-- begin SUPPLIED RECORDS --
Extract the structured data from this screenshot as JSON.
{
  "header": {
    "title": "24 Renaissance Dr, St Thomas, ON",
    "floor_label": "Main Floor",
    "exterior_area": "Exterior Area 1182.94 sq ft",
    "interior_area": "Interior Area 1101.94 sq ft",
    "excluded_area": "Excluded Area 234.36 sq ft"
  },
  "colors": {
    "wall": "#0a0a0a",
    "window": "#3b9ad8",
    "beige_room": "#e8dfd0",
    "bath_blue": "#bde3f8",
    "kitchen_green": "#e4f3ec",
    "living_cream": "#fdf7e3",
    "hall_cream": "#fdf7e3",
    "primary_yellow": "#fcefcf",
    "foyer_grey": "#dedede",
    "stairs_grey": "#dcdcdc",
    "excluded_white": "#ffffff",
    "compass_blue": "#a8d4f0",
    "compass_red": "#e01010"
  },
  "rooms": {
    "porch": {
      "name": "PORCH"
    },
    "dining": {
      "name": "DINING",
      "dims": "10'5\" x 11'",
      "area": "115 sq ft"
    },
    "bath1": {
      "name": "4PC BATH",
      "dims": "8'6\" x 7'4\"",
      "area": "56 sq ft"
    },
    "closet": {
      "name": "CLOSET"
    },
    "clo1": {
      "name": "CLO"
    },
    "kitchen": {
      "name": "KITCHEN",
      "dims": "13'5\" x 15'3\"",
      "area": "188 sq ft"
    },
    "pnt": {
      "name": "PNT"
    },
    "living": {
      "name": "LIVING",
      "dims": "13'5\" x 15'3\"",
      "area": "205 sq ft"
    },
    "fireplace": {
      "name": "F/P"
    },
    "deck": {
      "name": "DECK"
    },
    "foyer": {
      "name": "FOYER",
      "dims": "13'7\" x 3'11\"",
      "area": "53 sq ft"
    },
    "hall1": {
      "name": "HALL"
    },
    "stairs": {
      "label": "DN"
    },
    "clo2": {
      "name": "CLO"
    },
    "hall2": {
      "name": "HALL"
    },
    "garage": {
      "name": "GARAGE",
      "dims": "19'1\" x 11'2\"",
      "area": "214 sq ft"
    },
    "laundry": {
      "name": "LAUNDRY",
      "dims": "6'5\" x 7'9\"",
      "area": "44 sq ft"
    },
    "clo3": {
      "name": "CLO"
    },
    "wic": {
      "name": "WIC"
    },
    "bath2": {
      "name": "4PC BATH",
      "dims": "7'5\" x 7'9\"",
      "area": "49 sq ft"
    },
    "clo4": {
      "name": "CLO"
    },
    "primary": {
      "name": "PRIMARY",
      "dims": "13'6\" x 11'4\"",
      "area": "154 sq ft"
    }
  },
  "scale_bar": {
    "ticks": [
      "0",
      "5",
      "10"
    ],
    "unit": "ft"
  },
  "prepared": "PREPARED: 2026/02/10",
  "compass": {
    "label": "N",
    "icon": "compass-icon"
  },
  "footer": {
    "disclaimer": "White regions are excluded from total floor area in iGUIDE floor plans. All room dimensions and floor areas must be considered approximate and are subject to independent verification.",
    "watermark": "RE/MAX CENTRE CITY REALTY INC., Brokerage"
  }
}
-- end SUPPLIED RECORDS --
REQUEST> Go through the listing and copy all of it exactly.

EXERCISE OUTPUT>
Extract the structured data from this screenshot as JSON.
{
  "header": {
    "title": "24 Renaissance Dr, St Thomas, ON",
    "floor_label": "Main Floor",
    "exterior_area": "Exterior Area 1182.94 sq ft",
    "interior_area": "Interior Area 1101.94 sq ft",
    "excluded_area": "Excluded Area 234.36 sq ft"
  },
  "colors": {
    "wall": "#0a0a0a",
    "window": "#3b9ad8",
    "beige_room": "#e8dfd0",
    "bath_blue": "#bde3f8",
    "kitchen_green": "#e4f3ec",
    "living_cream": "#fdf7e3",
    "hall_cream": "#fdf7e3",
    "primary_yellow": "#fcefcf",
    "foyer_grey": "#dedede",
    "stairs_grey": "#dcdcdc",
    "excluded_white": "#ffffff",
    "compass_blue": "#a8d4f0",
    "compass_red": "#e01010"
  },
  "rooms": {
    "porch": {
      "name": "PORCH"
    },
    "dining": {
      "name": "DINING",
      "dims": "10'5\" x 11'",
      "area": "115 sq ft"
    },
    "bath1": {
      "name": "4PC BATH",
      "dims": "8'6\" x 7'4\"",
      "area": "56 sq ft"
    },
    "closet": {
      "name": "CLOSET"
    },
    "clo1": {
      "name": "CLO"
    },
    "kitchen": {
      "name": "KITCHEN",
      "dims": "13'5\" x 15'3\"",
      "area": "188 sq ft"
    },
    "pnt": {
      "name": "PNT"
    },
    "living": {
      "name": "LIVING",
      "dims": "13'5\" x 15'3\"",
      "area": "205 sq ft"
    },
    "fireplace": {
      "name": "F/P"
    },
    "deck": {
      "name": "DECK"
    },
    "foyer": {
      "name": "FOYER",
      "dims": "13'7\" x 3'11\"",
      "area": "53 sq ft"
    },
    "hall1": {
      "name": "HALL"
    },
    "stairs": {
      "label": "DN"
    },
    "clo2": {
      "name": "CLO"
    },
    "hall2": {
      "name": "HALL"
    },
    "garage": {
      "name": "GARAGE",
      "dims": "19'1\" x 11'2\"",
      "area": "214 sq ft"
    },
    "laundry": {
      "name": "LAUNDRY",
      "dims": "6'5\" x 7'9\"",
      "area": "44 sq ft"
    },
    "clo3": {
      "name": "CLO"
    },
    "wic": {
      "name": "WIC"
    },
    "bath2": {
      "name": "4PC BATH",
      "dims": "7'5\" x 7'9\"",
      "area": "49 sq ft"
    },
    "clo4": {
      "name": "CLO"
    },
    "primary": {
      "name": "PRIMARY",
      "dims": "13'6\" x 11'4\"",
      "area": "154 sq ft"
    }
  },
  "scale_bar": {
    "ticks": [
      "0",
      "5",
      "10"
    ],
    "unit": "ft"
  },
  "prepared": "PREPARED: 2026/02/10",
  "compass": {
    "label": "N",
    "icon": "compass-icon"
  },
  "footer": {
    "disclaimer": "White regions are excluded from total floor area in iGUIDE floor plans. All room dimensions and floor areas must be considered approximate and are subject to independent verification.",
    "watermark": "RE/MAX CENTRE CITY REALTY INC., Brokerage"
  }
}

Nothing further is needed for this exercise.